▸ **Your instructions**:
Make an exact copy of the entries below.

▸ **Data to process**:

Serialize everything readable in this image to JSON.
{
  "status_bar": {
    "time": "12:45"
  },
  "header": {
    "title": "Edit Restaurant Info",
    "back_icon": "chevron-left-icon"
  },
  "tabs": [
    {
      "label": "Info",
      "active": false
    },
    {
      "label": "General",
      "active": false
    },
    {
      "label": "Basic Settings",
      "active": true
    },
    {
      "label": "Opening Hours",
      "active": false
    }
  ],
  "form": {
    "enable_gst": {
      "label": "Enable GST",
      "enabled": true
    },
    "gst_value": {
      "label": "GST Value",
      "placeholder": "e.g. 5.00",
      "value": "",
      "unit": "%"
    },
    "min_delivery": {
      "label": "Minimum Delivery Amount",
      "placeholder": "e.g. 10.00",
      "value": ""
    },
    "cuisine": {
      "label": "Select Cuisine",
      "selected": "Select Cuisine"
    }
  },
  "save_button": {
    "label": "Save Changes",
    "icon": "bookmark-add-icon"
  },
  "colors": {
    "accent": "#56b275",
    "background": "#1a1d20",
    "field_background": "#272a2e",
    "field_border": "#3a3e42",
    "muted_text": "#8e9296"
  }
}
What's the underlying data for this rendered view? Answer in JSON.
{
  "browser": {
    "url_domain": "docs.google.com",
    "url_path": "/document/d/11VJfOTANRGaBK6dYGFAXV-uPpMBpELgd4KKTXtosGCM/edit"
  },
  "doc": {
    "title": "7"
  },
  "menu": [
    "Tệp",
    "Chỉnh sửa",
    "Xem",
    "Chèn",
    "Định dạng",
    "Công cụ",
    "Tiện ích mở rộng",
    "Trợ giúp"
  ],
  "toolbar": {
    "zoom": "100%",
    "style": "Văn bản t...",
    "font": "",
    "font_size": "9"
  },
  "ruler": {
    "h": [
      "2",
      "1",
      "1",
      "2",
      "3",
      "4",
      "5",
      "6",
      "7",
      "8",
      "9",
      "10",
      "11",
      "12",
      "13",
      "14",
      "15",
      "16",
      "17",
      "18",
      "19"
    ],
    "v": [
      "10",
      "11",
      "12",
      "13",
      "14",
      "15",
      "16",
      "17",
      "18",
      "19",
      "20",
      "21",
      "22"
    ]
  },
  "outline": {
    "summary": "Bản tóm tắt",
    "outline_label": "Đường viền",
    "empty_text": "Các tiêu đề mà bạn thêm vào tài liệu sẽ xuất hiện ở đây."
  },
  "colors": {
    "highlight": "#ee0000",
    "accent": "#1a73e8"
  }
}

▸ **Complete response**:
Serialize everything readable in this image to JSON.
{
  "status_bar": {
    "time": "12:45"
  },
  "header": {
    "title": "Edit Restaurant Info",
    "back_icon": "chevron-left-icon"
  },
  "tabs": [
    {
      "label": "Info",
      "active": false
    },
    {
      "label": "General",
      "active": false
    },
    {
      "label": "Basic Settings",
      "active": true
    },
    {
      "label": "Opening Hours",
      "active": false
    }
  ],
  "form": {
    "enable_gst": {
      "label": "Enable GST",
      "enabled": true
    },
    "gst_value": {
      "label": "GST Value",
      "placeholder": "e.g. 5.00",
      "value": "",
      "unit": "%"
    },
    "min_delivery": {
      "label": "Minimum Delivery Amount",
      "placeholder": "e.g. 10.00",
      "value": ""
    },
    "cuisine": {
      "label": "Select Cuisine",
      "selected": "Select Cuisine"
    }
  },
  "save_button": {
    "label": "Save Changes",
    "icon": "bookmark-add-icon"
  },
  "colors": {
    "accent": "#56b275",
    "background": "#1a1d20",
    "field_background": "#272a2e",
    "field_border": "#3a3e42",
    "muted_text": "#8e9296"
  }
}
What's the underlying data for this rendered view? Answer in JSON.
{
  "browser": {
    "url_domain": "docs.google.com",
    "url_path": "/document/d/11VJfOTANRGaBK6dYGFAXV-uPpMBpELgd4KKTXtosGCM/edit"
  },
  "doc": {
    "title": "7"
  },
  "menu": [
    "Tệp",
    "Chỉnh sửa",
    "Xem",
    "Chèn",
    "Định dạng",
    "Công cụ",
    "Tiện ích mở rộng",
    "Trợ giúp"
  ],
  "toolbar": {
    "zoom": "100%",
    "style": "Văn bản t...",
    "font": "",
    "font_size": "9"
  },
  "ruler": {
    "h": [
      "2",
      "1",
      "1",
      "2",
      "3",
      "4",
      "5",
      "6",
      "7",
      "8",
      "9",
      "10",
      "11",
      "12",
      "13",
      "14",
      "15",
      "16",
      "17",
      "18",
      "19"
    ],
    "v": [
      "10",
      "11",
      "12",
      "13",
      "14",
      "15",
      "16",
      "17",
      "18",
      "19",
      "20",
      "21",
      "22"
    ]
  },
  "outline": {
    "summary": "Bản tóm tắt",
    "outline_label": "Đường viền",
    "empty_text": "Các tiêu đề mà bạn thêm vào tài liệu sẽ xuất hiện ở đây."
  },
  "colors": {
    "highlight": "#ee0000",
    "accent": "#1a73e8"
  }
}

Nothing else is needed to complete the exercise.